> **GIVEN EXERCISE**: Find each line containing the string "июня". Copy it.

— start of RECORDS FOR THE TASK —

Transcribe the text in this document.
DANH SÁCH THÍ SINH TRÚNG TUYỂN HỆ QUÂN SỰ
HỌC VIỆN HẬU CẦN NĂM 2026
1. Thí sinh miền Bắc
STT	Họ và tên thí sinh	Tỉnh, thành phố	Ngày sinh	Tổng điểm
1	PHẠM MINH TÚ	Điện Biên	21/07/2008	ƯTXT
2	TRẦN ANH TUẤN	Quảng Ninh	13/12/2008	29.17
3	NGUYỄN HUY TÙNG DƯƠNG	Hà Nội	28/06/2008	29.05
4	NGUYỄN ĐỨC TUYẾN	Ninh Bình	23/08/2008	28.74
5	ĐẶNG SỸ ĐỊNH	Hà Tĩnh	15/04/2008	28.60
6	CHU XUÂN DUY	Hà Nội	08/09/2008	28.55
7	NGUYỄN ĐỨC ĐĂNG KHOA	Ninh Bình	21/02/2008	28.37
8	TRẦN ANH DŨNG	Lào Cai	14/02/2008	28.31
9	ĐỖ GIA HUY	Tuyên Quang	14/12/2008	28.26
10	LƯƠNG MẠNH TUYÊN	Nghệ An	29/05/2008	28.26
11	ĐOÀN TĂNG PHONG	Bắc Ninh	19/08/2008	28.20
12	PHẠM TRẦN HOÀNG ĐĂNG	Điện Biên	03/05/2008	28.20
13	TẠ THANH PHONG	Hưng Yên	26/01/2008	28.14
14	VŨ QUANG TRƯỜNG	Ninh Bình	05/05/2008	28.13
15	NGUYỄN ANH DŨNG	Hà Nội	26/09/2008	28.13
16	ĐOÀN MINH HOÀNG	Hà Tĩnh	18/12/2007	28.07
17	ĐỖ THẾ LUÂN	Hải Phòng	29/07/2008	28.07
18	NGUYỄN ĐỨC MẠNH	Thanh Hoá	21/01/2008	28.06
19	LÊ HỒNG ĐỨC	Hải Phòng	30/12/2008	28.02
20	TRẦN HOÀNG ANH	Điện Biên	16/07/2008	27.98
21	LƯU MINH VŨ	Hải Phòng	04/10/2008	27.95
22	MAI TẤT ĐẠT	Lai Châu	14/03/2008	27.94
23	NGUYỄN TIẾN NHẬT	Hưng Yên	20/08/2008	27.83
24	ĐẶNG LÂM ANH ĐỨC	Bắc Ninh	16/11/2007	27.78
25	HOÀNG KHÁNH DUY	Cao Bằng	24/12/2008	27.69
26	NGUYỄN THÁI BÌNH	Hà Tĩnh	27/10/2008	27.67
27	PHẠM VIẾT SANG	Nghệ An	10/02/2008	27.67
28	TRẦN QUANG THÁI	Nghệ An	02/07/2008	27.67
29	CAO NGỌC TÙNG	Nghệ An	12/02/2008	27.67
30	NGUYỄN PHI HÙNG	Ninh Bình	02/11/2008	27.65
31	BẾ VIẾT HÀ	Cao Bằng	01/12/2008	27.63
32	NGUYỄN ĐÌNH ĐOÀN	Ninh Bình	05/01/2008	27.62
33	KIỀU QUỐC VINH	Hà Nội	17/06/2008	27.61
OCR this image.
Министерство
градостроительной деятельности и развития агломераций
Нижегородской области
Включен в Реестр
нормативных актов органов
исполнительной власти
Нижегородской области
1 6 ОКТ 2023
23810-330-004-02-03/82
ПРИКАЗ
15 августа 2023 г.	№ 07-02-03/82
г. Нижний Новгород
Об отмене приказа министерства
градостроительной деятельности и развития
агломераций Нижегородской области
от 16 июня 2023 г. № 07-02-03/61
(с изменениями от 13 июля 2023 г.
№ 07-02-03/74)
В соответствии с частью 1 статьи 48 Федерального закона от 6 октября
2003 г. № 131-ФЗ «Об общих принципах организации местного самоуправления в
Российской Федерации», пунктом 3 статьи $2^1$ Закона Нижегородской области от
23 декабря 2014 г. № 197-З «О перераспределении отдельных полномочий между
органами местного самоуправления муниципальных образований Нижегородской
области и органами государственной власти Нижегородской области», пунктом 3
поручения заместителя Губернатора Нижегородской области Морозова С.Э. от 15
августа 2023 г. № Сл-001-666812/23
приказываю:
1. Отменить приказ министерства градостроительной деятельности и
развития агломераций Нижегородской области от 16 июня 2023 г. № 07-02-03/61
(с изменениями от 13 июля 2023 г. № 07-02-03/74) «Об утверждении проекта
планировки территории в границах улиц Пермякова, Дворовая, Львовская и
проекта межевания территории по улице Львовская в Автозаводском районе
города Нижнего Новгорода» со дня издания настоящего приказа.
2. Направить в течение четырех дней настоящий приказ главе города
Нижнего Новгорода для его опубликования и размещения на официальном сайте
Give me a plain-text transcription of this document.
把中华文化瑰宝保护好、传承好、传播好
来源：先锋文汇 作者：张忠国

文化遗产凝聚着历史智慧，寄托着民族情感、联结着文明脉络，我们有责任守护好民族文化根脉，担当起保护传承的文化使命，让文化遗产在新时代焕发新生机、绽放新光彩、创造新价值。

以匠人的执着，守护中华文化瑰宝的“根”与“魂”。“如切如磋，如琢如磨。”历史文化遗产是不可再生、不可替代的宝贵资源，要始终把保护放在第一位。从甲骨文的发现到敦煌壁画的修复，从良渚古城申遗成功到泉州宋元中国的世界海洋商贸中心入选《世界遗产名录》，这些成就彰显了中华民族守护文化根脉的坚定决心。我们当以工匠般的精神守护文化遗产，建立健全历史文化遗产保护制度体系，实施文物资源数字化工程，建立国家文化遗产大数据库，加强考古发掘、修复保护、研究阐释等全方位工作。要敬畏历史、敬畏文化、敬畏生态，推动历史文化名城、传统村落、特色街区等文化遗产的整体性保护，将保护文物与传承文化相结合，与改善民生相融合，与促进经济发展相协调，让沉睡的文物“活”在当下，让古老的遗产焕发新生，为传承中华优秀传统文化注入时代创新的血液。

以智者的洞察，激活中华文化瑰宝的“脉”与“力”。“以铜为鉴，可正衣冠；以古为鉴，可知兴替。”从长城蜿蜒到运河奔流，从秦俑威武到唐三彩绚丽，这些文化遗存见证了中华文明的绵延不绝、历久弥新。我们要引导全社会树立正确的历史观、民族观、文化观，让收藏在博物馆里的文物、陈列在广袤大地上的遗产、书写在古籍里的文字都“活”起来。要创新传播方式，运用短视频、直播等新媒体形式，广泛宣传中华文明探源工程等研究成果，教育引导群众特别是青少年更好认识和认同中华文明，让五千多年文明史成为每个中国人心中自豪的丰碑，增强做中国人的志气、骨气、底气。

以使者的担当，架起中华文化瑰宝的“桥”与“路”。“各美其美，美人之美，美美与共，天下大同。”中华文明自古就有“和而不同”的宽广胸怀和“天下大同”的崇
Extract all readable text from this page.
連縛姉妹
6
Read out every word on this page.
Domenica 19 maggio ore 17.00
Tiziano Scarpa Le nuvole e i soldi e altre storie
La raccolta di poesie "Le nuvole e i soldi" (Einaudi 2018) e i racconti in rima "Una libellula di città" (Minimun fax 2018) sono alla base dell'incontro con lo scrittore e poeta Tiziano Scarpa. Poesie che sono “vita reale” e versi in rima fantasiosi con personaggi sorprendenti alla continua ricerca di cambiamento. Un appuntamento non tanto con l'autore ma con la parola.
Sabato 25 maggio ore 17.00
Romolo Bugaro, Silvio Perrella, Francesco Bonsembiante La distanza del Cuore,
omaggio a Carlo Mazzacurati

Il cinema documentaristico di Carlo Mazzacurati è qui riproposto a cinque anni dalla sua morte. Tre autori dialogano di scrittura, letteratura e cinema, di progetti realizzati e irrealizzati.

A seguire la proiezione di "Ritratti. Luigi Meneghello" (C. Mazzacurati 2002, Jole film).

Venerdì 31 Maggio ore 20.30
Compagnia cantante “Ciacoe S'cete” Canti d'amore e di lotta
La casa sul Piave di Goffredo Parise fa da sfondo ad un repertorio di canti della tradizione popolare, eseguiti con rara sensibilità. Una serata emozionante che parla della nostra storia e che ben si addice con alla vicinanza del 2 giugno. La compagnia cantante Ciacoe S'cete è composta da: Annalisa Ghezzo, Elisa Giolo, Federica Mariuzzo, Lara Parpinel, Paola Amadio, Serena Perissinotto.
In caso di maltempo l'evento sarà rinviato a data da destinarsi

— end of RECORDS FOR THE TASK —

> **REPLY TO THE EXERCISE**:
от 16 июня 2023 г. № 07-02-03/61
развития агломераций Нижегородской области от 16 июня 2023 г. № 07-02-03/61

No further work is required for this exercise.